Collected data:
+===+
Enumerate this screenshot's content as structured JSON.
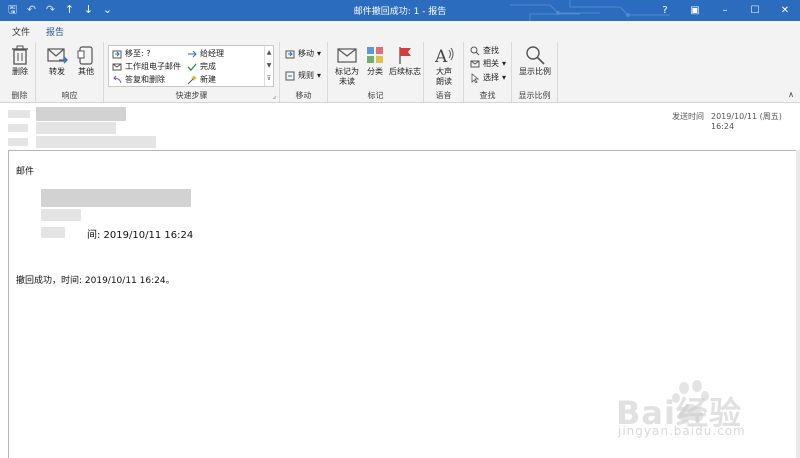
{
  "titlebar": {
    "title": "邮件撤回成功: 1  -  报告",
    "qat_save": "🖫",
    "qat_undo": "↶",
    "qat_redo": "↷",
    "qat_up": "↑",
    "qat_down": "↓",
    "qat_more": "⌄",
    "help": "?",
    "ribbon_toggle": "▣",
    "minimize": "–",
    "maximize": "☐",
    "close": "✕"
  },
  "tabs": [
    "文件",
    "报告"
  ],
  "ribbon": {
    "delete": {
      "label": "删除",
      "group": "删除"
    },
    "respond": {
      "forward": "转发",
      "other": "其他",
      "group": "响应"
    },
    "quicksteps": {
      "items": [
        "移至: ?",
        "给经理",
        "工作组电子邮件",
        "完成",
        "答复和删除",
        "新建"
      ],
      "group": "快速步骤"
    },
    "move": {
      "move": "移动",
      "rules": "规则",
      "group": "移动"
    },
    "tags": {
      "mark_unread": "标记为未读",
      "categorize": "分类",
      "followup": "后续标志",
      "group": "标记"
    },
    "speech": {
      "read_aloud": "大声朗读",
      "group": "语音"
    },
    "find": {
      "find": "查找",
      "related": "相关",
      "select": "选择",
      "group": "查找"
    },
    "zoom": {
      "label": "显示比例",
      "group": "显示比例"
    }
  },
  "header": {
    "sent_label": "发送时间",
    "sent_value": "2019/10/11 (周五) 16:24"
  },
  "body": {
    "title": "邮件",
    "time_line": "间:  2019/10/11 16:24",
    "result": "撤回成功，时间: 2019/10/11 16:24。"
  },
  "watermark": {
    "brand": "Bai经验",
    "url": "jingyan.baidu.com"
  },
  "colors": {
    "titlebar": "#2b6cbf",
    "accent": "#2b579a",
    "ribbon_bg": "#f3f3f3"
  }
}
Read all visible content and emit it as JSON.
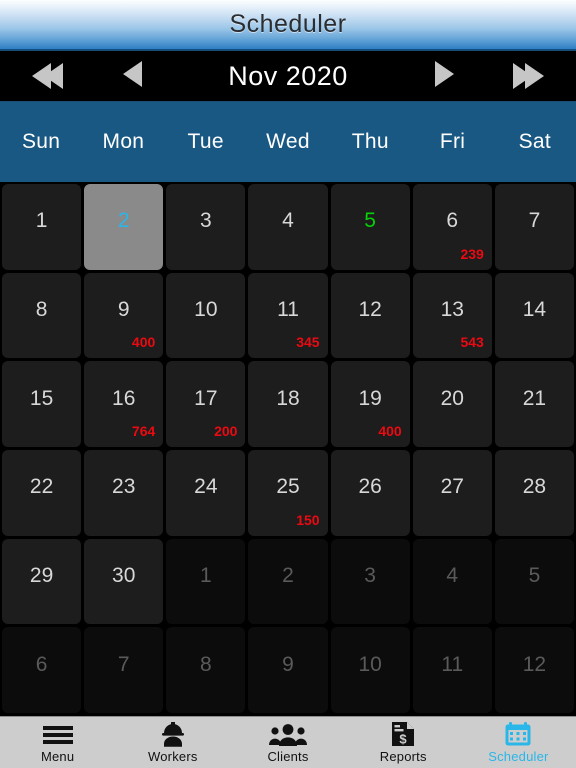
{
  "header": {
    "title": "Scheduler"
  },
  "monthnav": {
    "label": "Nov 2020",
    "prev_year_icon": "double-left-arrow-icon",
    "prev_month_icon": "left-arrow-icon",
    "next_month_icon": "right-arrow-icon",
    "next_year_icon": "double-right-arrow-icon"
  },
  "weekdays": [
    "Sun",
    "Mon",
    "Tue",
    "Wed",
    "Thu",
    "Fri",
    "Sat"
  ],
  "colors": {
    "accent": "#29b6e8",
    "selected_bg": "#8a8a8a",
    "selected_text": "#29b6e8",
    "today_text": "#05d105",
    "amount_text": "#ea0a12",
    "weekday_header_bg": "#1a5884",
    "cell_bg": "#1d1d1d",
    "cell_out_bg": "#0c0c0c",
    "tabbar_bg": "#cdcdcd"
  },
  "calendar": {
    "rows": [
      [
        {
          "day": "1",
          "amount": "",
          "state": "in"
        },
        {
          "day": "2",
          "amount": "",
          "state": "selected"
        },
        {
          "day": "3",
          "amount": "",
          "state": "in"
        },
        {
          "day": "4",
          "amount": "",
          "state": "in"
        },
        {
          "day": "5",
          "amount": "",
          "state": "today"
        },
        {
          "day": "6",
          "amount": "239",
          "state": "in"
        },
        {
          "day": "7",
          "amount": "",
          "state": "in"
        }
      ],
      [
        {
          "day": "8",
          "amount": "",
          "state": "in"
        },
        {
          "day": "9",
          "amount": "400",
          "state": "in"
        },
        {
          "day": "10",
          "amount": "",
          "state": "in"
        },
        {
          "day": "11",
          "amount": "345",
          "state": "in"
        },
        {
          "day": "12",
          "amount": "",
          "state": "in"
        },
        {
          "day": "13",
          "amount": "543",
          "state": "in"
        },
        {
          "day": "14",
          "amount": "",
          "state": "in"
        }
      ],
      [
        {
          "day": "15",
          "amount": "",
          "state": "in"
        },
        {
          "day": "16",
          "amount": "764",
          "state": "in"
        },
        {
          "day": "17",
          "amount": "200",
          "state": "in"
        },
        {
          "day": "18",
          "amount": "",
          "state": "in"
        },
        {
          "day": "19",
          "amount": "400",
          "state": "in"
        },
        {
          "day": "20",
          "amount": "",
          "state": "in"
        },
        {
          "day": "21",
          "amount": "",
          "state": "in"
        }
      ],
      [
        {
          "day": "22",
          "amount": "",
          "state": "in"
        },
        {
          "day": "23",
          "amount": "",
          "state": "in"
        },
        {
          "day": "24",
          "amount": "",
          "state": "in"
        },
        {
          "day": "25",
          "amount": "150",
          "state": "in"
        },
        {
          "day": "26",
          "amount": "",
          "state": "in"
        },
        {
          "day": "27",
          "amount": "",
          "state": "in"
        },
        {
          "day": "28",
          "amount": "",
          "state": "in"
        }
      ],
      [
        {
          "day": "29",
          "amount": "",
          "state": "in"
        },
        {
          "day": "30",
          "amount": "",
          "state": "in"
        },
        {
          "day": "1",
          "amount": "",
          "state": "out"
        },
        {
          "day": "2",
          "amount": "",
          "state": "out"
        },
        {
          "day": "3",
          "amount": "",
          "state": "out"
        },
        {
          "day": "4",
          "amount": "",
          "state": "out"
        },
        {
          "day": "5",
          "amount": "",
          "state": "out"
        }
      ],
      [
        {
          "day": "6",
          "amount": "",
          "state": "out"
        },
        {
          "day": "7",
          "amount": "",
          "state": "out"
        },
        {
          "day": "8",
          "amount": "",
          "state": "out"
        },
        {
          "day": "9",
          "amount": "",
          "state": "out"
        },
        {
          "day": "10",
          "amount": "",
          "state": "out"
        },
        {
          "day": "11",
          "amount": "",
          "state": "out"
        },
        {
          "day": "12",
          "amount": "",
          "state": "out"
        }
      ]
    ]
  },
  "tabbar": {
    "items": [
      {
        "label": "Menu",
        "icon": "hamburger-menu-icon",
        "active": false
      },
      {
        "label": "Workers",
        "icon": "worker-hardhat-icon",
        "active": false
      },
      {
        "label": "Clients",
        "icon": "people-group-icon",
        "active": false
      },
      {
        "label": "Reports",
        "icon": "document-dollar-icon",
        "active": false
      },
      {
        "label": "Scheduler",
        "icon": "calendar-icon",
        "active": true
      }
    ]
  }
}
+===+
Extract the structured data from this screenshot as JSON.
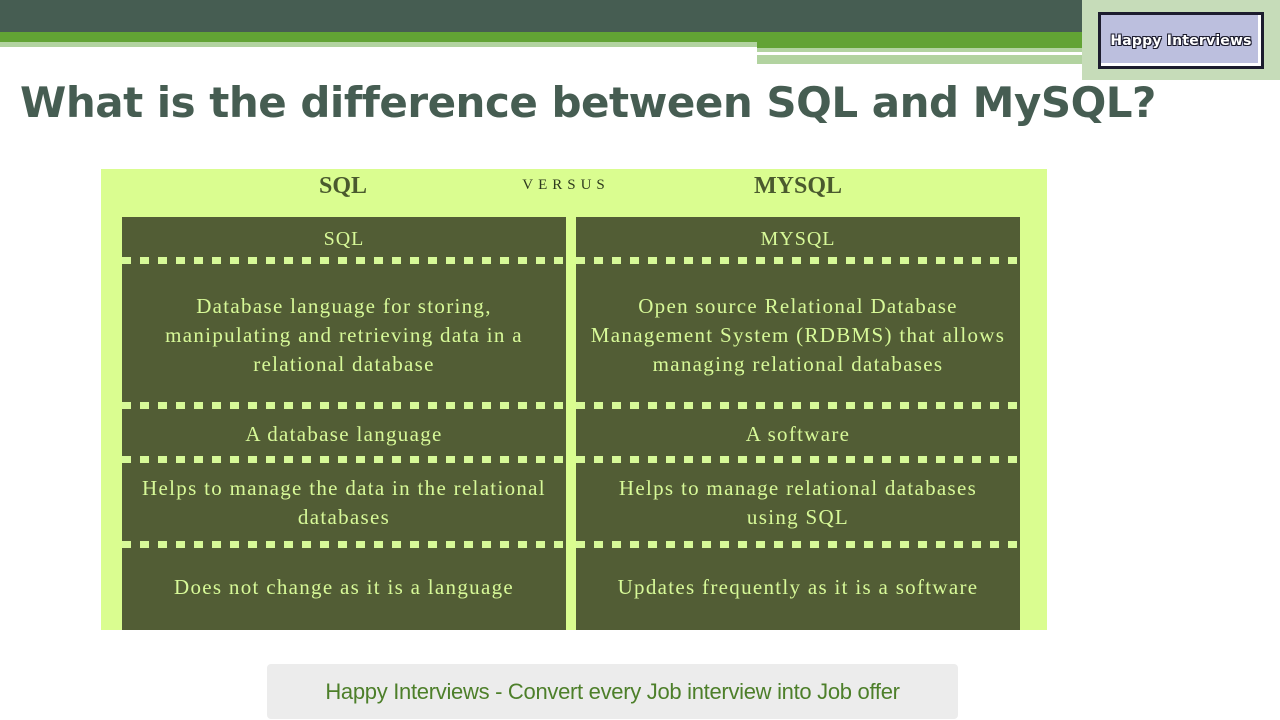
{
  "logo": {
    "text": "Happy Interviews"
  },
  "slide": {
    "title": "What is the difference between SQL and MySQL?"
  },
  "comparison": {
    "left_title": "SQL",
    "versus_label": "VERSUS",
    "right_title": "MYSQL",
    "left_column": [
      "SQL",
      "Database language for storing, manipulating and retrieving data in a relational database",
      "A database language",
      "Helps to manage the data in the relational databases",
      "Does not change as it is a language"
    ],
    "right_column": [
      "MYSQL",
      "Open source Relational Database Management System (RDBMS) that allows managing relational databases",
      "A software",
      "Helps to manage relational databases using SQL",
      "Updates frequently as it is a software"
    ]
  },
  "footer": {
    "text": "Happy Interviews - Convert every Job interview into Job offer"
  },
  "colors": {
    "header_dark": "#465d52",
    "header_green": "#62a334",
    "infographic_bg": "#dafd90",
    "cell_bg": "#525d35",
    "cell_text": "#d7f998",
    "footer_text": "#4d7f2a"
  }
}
+===+
> TASK PROMPT
Report back each line of the entries that holds the string "language".

> SOLUTION TO THIS EXERCISE
      "Database language for storing, manipulating and retrieving data in a relational database",
      "A database language",
      "Does not change as it is a language"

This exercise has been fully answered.